Each entry has to be copied exactly, with nothing missed.

<<<<

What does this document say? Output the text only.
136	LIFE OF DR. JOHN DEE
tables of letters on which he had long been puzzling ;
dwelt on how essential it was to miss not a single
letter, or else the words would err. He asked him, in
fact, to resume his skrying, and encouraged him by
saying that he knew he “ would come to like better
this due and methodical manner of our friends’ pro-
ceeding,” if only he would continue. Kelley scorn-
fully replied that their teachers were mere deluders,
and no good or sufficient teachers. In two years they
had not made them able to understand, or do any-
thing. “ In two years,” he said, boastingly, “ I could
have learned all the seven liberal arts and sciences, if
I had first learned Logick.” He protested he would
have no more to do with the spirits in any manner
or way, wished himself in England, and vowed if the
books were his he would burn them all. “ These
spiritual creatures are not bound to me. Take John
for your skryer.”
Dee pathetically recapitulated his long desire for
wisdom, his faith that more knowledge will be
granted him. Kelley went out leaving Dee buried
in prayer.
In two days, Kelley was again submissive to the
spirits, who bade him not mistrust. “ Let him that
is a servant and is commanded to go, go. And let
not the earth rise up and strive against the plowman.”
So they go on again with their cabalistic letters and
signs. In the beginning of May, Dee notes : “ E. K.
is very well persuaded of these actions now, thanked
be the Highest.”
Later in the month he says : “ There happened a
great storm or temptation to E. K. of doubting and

>>>>

**The reply**
What does this document say? Output the text only.
136	LIFE OF DR. JOHN DEE
tables of letters on which he had long been puzzling ;
dwelt on how essential it was to miss not a single
letter, or else the words would err. He asked him, in
fact, to resume his skrying, and encouraged him by
saying that he knew he “ would come to like better
this due and methodical manner of our friends’ pro-
ceeding,” if only he would continue. Kelley scorn-
fully replied that their teachers were mere deluders,
and no good or sufficient teachers. In two years they
had not made them able to understand, or do any-
thing. “ In two years,” he said, boastingly, “ I could
have learned all the seven liberal arts and sciences, if
I had first learned Logick.” He protested he would
have no more to do with the spirits in any manner
or way, wished himself in England, and vowed if the
books were his he would burn them all. “ These
spiritual creatures are not bound to me. Take John
for your skryer.”
Dee pathetically recapitulated his long desire for
wisdom, his faith that more knowledge will be
granted him. Kelley went out leaving Dee buried
in prayer.
In two days, Kelley was again submissive to the
spirits, who bade him not mistrust. “ Let him that
is a servant and is commanded to go, go. And let
not the earth rise up and strive against the plowman.”
So they go on again with their cabalistic letters and
signs. In the beginning of May, Dee notes : “ E. K.
is very well persuaded of these actions now, thanked
be the Highest.”
Later in the month he says : “ There happened a
great storm or temptation to E. K. of doubting and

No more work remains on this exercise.